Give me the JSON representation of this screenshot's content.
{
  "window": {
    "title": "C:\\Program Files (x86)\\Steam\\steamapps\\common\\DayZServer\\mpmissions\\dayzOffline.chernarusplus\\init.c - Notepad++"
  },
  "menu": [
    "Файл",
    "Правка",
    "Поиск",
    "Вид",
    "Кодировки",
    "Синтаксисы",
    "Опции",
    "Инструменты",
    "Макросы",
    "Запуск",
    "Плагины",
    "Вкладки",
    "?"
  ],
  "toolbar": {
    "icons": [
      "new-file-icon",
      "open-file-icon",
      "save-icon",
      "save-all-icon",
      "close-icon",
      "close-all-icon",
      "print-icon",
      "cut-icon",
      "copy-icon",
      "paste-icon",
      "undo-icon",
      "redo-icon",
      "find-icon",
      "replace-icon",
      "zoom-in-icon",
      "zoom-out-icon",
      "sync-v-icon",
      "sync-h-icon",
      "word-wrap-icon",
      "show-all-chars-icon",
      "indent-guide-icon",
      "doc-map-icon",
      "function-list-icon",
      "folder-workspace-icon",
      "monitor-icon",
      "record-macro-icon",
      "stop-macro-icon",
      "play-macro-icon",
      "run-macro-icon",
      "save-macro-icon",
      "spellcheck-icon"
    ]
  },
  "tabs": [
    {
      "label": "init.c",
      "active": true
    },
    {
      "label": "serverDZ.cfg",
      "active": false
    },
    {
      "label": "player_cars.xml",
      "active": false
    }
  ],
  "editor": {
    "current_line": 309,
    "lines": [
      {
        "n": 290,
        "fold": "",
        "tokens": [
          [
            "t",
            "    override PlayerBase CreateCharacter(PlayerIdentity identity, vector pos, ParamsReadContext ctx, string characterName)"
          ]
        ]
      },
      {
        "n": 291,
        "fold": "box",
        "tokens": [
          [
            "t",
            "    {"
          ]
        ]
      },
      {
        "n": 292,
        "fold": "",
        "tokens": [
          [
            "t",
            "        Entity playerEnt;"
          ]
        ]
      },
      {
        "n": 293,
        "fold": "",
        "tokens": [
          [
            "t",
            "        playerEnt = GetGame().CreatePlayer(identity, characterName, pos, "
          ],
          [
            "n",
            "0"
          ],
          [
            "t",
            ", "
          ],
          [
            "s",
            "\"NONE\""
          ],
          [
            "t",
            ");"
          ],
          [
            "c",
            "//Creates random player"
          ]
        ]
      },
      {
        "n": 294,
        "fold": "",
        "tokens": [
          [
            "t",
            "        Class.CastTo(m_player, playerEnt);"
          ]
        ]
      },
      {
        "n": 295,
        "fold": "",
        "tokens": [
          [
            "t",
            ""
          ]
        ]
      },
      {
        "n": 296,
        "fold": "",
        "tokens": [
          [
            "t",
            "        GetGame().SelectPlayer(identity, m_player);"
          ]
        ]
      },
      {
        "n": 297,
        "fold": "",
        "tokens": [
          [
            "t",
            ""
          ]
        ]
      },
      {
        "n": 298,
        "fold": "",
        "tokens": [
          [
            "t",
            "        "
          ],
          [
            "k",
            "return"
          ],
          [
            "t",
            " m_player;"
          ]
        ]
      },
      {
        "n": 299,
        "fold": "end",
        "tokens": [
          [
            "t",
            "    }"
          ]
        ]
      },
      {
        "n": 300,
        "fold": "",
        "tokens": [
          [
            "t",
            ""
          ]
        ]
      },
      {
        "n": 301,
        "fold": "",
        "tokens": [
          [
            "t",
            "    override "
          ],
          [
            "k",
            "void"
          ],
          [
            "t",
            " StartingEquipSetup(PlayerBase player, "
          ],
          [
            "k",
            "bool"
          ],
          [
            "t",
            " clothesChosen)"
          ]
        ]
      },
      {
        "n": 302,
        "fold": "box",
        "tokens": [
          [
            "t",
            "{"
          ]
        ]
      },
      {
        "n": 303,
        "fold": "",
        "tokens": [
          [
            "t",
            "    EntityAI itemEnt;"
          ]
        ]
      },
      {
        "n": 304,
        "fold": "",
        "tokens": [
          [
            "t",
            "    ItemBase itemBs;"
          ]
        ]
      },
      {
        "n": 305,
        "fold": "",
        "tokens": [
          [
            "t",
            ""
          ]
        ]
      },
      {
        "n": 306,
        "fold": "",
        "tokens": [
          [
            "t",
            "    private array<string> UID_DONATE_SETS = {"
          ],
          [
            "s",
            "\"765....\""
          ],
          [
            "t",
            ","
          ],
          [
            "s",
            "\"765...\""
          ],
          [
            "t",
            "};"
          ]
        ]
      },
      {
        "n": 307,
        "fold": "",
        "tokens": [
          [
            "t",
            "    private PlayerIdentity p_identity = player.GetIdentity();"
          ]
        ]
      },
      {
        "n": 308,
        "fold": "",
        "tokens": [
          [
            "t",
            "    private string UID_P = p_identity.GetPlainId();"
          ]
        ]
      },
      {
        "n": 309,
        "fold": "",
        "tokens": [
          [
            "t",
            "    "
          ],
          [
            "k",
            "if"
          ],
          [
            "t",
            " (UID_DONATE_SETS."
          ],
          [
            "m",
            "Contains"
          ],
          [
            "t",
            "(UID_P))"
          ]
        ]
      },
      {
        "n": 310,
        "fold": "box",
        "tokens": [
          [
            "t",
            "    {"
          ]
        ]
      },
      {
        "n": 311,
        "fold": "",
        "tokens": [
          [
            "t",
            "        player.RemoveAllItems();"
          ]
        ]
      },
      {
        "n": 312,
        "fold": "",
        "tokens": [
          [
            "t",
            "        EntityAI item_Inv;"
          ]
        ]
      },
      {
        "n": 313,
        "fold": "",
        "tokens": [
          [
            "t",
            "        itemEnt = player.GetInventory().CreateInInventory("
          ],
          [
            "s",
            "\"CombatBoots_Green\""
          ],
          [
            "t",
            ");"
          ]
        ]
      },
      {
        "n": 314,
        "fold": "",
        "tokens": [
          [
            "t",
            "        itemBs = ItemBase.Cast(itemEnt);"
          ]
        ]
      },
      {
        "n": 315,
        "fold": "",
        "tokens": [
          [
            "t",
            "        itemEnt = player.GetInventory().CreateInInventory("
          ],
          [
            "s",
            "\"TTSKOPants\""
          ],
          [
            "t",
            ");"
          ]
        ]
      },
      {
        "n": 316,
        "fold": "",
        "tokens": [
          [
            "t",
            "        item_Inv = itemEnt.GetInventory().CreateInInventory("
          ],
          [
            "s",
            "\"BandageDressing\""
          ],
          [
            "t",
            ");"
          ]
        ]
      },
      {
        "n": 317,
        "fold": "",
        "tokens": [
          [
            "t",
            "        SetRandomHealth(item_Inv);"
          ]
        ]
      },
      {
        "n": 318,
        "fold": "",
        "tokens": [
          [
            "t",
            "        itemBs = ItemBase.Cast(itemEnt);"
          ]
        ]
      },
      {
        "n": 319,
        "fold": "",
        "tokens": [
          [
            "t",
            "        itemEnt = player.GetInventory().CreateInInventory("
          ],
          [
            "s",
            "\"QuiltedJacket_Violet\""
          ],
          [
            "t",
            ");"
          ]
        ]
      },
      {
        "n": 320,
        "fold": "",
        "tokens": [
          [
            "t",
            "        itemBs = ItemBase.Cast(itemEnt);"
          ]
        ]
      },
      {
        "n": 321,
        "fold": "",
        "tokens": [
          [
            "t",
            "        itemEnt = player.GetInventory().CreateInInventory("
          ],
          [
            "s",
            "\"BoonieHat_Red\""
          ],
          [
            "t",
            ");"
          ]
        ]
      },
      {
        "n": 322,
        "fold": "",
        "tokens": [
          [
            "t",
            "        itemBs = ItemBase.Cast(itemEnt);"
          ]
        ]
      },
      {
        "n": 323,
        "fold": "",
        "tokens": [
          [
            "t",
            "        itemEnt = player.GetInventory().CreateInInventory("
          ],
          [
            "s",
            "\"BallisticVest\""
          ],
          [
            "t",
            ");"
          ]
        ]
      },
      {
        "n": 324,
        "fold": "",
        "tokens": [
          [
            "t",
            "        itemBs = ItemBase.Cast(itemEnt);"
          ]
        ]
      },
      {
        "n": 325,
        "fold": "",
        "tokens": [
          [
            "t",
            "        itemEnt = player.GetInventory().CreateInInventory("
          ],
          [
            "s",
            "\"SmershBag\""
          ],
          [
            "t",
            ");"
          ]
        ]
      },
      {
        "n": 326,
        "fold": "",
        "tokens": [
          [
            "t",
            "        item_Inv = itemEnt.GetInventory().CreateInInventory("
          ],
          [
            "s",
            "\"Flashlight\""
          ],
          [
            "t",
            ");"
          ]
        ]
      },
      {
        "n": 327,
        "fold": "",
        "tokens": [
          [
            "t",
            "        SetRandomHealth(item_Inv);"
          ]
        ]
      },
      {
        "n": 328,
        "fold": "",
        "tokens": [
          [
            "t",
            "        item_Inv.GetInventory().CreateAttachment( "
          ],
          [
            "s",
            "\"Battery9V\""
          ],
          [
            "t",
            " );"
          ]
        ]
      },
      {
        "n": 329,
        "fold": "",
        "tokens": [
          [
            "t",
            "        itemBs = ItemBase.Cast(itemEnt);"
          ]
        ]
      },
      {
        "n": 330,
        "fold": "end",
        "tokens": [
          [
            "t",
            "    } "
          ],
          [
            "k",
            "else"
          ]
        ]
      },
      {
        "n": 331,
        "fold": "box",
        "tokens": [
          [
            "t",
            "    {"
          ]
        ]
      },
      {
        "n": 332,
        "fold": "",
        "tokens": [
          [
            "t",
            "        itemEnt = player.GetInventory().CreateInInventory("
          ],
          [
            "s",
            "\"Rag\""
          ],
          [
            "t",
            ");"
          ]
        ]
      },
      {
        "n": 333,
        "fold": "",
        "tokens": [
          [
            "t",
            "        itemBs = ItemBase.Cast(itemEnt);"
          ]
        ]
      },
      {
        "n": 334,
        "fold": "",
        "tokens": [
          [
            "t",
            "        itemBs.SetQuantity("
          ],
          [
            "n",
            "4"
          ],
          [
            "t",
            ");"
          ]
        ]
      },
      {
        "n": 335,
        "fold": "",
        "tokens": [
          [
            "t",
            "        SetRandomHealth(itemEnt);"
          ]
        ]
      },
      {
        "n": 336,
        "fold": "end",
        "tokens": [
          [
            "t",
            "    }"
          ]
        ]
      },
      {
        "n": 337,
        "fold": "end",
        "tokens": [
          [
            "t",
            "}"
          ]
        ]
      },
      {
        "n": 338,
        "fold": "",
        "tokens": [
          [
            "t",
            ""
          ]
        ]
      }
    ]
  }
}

Task brief —
Copy out the lines that hold "label".

Answer to this problem —
      "label": "init.c",
      "label": "serverDZ.cfg",
      "label": "player_cars.xml",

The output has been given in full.